* TASK GOAL
Quote all of the entries word for word.

* MATERIALS PROVIDED
####################
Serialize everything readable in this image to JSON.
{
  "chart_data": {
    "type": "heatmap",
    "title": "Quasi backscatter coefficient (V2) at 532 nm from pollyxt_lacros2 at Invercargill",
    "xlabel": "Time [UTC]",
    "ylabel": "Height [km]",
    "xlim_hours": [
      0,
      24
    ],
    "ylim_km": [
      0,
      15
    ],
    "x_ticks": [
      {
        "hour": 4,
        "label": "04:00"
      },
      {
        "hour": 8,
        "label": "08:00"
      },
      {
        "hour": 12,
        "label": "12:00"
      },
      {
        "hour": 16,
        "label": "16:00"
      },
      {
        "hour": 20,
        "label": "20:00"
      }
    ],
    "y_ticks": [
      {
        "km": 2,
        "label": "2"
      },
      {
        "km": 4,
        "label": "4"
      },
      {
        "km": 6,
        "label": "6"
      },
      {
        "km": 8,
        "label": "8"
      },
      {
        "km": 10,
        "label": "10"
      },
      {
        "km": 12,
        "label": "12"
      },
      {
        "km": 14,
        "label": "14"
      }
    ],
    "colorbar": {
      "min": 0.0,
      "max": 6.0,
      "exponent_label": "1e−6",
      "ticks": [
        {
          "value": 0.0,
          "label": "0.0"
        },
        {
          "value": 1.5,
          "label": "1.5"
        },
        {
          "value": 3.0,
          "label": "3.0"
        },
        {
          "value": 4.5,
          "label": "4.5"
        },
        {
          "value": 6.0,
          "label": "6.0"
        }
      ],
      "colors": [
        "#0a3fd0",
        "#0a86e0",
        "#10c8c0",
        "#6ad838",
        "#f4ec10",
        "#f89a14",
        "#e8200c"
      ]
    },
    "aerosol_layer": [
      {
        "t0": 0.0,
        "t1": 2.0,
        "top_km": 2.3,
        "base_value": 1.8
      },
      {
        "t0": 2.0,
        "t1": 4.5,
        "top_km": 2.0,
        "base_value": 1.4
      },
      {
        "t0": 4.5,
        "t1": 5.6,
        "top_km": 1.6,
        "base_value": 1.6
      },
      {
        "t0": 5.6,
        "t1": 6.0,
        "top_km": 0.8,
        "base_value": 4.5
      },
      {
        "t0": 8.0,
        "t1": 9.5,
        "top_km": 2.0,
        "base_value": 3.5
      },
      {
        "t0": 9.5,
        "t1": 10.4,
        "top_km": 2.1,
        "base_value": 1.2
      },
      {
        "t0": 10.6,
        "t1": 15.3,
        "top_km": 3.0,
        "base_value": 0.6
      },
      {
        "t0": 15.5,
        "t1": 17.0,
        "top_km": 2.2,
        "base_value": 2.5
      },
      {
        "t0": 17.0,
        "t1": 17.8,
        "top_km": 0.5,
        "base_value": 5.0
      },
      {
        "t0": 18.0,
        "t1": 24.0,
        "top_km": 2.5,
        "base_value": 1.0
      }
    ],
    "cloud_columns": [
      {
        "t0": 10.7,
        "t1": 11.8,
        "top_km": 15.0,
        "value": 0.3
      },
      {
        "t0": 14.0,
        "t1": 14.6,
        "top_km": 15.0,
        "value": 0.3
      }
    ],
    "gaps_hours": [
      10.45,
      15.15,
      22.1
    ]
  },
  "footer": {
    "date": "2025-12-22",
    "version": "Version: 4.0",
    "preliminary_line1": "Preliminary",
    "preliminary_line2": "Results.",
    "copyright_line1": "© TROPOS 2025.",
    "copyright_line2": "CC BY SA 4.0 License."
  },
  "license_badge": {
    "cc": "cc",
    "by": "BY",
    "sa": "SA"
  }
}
####################
* WRITTEN REPLY
Serialize everything readable in this image to JSON.
{
  "chart_data": {
    "type": "heatmap",
    "title": "Quasi backscatter coefficient (V2) at 532 nm from pollyxt_lacros2 at Invercargill",
    "xlabel": "Time [UTC]",
    "ylabel": "Height [km]",
    "xlim_hours": [
      0,
      24
    ],
    "ylim_km": [
      0,
      15
    ],
    "x_ticks": [
      {
        "hour": 4,
        "label": "04:00"
      },
      {
        "hour": 8,
        "label": "08:00"
      },
      {
        "hour": 12,
        "label": "12:00"
      },
      {
        "hour": 16,
        "label": "16:00"
      },
      {
        "hour": 20,
        "label": "20:00"
      }
    ],
    "y_ticks": [
      {
        "km": 2,
        "label": "2"
      },
      {
        "km": 4,
        "label": "4"
      },
      {
        "km": 6,
        "label": "6"
      },
      {
        "km": 8,
        "label": "8"
      },
      {
        "km": 10,
        "label": "10"
      },
      {
        "km": 12,
        "label": "12"
      },
      {
        "km": 14,
        "label": "14"
      }
    ],
    "colorbar": {
      "min": 0.0,
      "max": 6.0,
      "exponent_label": "1e−6",
      "ticks": [
        {
          "value": 0.0,
          "label": "0.0"
        },
        {
          "value": 1.5,
          "label": "1.5"
        },
        {
          "value": 3.0,
          "label": "3.0"
        },
        {
          "value": 4.5,
          "label": "4.5"
        },
        {
          "value": 6.0,
          "label": "6.0"
        }
      ],
      "colors": [
        "#0a3fd0",
        "#0a86e0",
        "#10c8c0",
        "#6ad838",
        "#f4ec10",
        "#f89a14",
        "#e8200c"
      ]
    },
    "aerosol_layer": [
      {
        "t0": 0.0,
        "t1": 2.0,
        "top_km": 2.3,
        "base_value": 1.8
      },
      {
        "t0": 2.0,
        "t1": 4.5,
        "top_km": 2.0,
        "base_value": 1.4
      },
      {
        "t0": 4.5,
        "t1": 5.6,
        "top_km": 1.6,
        "base_value": 1.6
      },
      {
        "t0": 5.6,
        "t1": 6.0,
        "top_km": 0.8,
        "base_value": 4.5
      },
      {
        "t0": 8.0,
        "t1": 9.5,
        "top_km": 2.0,
        "base_value": 3.5
      },
      {
        "t0": 9.5,
        "t1": 10.4,
        "top_km": 2.1,
        "base_value": 1.2
      },
      {
        "t0": 10.6,
        "t1": 15.3,
        "top_km": 3.0,
        "base_value": 0.6
      },
      {
        "t0": 15.5,
        "t1": 17.0,
        "top_km": 2.2,
        "base_value": 2.5
      },
      {
        "t0": 17.0,
        "t1": 17.8,
        "top_km": 0.5,
        "base_value": 5.0
      },
      {
        "t0": 18.0,
        "t1": 24.0,
        "top_km": 2.5,
        "base_value": 1.0
      }
    ],
    "cloud_columns": [
      {
        "t0": 10.7,
        "t1": 11.8,
        "top_km": 15.0,
        "value": 0.3
      },
      {
        "t0": 14.0,
        "t1": 14.6,
        "top_km": 15.0,
        "value": 0.3
      }
    ],
    "gaps_hours": [
      10.45,
      15.15,
      22.1
    ]
  },
  "footer": {
    "date": "2025-12-22",
    "version": "Version: 4.0",
    "preliminary_line1": "Preliminary",
    "preliminary_line2": "Results.",
    "copyright_line1": "© TROPOS 2025.",
    "copyright_line2": "CC BY SA 4.0 License."
  },
  "license_badge": {
    "cc": "cc",
    "by": "BY",
    "sa": "SA"
  }
}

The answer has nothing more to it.